* Begin *
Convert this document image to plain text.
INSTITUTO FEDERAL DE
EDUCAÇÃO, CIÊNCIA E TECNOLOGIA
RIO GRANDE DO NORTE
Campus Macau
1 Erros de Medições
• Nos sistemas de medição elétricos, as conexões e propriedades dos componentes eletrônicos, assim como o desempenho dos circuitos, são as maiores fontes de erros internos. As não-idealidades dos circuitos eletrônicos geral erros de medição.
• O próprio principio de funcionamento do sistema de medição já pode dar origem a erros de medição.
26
* End *
■ Stated task ■
In this exercise, repeat all entries exactly.

■ Output for this exercise ■
Convert this document image to plain text.
INSTITUTO FEDERAL DE
EDUCAÇÃO, CIÊNCIA E TECNOLOGIA
RIO GRANDE DO NORTE
Campus Macau
1 Erros de Medições
• Nos sistemas de medição elétricos, as conexões e propriedades dos componentes eletrônicos, assim como o desempenho dos circuitos, são as maiores fontes de erros internos. As não-idealidades dos circuitos eletrônicos geral erros de medição.
• O próprio principio de funcionamento do sistema de medição já pode dar origem a erros de medição.
26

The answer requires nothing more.